Below are the records; copy each line in them that holds the word "desired".

[start]

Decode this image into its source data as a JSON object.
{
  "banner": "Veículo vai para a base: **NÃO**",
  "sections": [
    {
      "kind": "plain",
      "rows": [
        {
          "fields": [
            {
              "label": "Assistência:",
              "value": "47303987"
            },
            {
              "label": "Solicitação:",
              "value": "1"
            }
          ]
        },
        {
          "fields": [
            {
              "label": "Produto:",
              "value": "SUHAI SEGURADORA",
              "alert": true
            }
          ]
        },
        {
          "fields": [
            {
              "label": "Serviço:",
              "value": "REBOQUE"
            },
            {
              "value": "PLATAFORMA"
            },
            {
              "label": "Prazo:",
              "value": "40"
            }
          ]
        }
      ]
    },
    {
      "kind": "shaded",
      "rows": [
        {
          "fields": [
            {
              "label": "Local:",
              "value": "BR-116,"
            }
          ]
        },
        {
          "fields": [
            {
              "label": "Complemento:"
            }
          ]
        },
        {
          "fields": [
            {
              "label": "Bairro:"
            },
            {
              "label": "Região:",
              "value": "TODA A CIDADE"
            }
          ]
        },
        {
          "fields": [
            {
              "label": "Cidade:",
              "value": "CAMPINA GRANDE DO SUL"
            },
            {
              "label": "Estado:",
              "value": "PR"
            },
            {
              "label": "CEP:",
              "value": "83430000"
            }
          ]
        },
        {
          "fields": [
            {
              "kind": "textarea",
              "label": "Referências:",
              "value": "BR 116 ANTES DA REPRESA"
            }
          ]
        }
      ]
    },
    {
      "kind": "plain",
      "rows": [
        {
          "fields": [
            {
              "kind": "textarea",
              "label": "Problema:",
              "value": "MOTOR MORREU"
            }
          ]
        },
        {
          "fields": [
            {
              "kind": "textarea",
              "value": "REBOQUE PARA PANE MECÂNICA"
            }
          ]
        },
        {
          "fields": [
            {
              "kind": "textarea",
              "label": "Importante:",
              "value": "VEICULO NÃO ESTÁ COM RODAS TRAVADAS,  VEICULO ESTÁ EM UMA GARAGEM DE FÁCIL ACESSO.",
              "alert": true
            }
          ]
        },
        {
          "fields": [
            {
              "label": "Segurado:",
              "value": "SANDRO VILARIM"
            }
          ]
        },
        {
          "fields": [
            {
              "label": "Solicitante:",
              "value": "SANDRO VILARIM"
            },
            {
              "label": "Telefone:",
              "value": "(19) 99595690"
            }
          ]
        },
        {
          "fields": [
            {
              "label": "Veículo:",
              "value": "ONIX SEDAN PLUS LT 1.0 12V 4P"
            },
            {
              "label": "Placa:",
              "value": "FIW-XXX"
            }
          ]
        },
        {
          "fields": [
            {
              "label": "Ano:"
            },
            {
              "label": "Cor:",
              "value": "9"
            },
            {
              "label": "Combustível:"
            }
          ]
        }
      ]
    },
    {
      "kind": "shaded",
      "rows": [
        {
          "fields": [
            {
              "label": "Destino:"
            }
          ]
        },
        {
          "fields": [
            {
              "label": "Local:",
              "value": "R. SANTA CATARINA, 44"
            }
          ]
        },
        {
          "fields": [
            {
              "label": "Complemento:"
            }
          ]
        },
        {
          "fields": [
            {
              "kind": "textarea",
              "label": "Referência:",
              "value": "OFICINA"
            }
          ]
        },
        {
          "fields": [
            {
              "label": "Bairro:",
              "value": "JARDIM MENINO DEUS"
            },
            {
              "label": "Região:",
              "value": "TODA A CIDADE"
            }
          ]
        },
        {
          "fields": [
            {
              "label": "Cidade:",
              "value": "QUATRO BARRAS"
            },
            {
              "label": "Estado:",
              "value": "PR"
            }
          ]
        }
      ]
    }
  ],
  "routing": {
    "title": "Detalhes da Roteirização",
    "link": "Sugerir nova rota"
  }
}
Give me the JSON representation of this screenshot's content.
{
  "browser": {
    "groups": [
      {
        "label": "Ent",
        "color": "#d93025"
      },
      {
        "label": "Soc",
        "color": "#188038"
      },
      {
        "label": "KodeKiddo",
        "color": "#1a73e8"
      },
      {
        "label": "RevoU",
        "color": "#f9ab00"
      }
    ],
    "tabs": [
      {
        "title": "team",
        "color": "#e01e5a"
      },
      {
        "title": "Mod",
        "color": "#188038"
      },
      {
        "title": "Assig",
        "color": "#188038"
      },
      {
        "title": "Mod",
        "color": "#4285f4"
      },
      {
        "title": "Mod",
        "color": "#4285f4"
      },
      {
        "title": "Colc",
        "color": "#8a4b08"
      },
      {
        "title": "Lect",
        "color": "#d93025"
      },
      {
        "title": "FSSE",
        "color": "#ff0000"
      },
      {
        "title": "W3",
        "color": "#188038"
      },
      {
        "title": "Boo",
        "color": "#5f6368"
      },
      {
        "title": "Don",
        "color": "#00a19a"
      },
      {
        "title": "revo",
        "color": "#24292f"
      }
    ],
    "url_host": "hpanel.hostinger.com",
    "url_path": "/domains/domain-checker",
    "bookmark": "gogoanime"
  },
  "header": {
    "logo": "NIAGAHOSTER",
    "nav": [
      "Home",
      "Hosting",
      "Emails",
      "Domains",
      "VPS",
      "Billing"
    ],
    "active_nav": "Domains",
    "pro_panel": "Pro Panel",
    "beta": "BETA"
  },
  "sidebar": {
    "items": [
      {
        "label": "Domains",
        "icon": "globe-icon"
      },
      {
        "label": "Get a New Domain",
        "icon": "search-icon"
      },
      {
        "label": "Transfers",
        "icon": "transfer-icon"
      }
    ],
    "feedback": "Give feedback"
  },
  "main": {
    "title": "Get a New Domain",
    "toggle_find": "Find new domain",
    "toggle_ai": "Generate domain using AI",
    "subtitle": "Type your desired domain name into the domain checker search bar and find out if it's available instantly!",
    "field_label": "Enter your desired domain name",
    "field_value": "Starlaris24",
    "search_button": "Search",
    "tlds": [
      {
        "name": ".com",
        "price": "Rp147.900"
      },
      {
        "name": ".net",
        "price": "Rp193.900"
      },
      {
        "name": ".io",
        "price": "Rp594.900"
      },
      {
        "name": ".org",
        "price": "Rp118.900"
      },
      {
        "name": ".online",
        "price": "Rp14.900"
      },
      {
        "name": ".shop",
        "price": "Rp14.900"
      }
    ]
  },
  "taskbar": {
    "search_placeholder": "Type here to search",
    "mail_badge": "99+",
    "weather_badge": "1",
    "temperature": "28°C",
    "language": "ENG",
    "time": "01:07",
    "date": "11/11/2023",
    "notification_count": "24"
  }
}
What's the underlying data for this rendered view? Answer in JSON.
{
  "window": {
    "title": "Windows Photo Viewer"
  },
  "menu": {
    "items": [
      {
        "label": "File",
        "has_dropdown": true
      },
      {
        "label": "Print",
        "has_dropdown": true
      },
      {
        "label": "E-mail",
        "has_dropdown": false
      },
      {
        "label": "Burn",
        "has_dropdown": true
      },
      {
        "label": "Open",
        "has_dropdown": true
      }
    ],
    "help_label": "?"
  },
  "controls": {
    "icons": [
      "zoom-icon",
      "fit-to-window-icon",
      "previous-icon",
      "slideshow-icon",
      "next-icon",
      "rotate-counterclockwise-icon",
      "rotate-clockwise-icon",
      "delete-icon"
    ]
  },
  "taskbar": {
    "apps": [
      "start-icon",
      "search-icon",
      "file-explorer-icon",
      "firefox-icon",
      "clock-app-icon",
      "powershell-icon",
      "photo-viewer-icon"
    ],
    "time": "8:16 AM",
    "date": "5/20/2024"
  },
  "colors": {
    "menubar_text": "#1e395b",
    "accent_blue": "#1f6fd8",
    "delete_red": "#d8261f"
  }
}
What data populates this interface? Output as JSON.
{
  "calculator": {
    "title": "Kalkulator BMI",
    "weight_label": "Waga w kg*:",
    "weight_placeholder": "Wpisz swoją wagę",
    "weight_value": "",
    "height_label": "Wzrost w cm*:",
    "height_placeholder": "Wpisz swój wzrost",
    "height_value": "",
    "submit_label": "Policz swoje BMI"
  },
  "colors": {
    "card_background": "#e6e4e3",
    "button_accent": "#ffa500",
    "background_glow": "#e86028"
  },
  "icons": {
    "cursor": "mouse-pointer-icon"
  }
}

[end]

# Solution
    "subtitle": "Type your desired domain name into the domain checker search bar and find out if it's available instantly!",
    "field_label": "Enter your desired domain name",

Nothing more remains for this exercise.